Pull out from the material below all lines with "Сохранить".

# [INPUT RECORDS]
◆ ◆ ◆ ◆

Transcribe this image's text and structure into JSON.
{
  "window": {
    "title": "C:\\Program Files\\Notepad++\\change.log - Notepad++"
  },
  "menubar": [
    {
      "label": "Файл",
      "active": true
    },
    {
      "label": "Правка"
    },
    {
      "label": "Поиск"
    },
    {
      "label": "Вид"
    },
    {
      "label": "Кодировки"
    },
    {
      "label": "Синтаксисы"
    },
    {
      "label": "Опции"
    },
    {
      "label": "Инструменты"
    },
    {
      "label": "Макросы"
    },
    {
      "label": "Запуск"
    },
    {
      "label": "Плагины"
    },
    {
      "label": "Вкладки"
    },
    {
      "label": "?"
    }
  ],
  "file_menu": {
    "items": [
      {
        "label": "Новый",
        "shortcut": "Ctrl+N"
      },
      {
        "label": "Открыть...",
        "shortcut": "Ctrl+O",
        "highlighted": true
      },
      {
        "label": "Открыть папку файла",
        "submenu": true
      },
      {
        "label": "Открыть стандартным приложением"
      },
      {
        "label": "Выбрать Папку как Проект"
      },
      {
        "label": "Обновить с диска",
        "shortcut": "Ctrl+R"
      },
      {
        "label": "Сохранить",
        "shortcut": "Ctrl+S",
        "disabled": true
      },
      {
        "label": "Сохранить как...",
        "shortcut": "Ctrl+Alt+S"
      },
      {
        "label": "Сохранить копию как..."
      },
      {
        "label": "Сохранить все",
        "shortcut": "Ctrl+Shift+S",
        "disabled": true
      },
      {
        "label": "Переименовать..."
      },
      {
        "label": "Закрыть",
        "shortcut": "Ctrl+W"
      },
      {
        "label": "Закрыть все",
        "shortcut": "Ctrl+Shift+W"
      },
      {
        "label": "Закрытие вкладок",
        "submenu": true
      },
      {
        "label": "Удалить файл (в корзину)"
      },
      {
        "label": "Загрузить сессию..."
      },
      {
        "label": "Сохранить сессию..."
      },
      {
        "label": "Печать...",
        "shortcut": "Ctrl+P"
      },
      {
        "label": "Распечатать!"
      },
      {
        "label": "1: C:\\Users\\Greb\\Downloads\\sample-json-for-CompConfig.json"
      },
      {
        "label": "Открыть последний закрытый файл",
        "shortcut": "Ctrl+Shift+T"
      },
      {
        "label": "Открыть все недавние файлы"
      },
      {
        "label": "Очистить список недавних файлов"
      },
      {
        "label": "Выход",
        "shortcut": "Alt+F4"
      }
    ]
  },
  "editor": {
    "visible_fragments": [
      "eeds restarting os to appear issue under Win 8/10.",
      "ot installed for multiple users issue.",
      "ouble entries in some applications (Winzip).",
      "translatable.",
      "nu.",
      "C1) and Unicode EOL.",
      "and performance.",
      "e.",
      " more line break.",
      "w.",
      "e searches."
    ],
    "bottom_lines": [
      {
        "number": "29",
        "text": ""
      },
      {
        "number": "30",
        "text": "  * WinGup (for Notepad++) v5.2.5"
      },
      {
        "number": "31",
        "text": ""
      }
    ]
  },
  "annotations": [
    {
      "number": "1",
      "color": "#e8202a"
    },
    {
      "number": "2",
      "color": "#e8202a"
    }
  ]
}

◆ ◆ ◆ ◆

# [TASK RESPONSE]
        "label": "Сохранить",
        "label": "Сохранить как...",
        "label": "Сохранить копию как..."
        "label": "Сохранить все",
        "label": "Сохранить сессию..."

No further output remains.